>> START

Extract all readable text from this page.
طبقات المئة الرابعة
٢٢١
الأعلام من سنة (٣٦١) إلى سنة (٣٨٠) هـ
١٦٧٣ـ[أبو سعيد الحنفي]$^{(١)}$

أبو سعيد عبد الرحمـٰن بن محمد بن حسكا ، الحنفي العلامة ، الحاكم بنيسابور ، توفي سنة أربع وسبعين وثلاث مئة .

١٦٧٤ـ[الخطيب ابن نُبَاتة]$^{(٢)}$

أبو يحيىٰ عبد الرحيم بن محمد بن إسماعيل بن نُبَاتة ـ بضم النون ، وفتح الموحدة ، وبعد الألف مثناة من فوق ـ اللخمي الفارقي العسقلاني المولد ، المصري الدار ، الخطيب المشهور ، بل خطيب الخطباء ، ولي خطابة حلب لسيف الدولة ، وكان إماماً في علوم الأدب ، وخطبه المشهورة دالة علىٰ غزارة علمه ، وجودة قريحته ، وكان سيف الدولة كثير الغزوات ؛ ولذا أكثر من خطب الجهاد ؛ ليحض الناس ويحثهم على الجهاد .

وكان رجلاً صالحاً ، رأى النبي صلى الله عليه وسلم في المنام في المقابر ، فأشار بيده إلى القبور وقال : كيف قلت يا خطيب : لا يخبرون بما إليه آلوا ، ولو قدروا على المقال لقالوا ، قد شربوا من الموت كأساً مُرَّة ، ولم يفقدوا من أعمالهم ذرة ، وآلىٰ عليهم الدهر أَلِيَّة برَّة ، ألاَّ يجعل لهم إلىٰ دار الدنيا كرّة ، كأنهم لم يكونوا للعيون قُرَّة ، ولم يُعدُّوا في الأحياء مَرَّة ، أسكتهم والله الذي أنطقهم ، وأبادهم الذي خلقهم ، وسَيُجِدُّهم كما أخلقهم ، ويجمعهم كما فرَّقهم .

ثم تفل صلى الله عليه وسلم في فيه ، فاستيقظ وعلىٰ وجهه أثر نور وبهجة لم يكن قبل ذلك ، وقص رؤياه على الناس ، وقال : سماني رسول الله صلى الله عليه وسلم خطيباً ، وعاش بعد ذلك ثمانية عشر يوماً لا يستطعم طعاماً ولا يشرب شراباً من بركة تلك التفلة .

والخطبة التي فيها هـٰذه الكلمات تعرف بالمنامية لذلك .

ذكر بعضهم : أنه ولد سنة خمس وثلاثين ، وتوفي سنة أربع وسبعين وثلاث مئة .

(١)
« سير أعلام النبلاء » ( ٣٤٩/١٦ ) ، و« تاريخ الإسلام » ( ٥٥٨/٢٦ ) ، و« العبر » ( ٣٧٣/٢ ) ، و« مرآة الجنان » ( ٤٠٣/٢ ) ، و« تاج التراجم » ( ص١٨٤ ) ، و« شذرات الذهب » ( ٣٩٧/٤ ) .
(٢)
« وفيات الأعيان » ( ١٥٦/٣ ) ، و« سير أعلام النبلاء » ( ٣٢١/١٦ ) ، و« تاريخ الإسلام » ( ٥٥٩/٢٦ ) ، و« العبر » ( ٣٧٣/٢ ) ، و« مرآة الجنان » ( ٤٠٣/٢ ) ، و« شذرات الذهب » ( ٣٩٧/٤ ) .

>> END

▶ **Problem details**: Using the listing above, pull out all lines that hold the word "وثلاث".

▶ **Result below**:
أبو سعيد عبد الرحمـٰن بن محمد بن حسكا ، الحنفي العلامة ، الحاكم بنيسابور ، توفي سنة أربع وسبعين وثلاث مئة .
ذكر بعضهم : أنه ولد سنة خمس وثلاثين ، وتوفي سنة أربع وسبعين وثلاث مئة .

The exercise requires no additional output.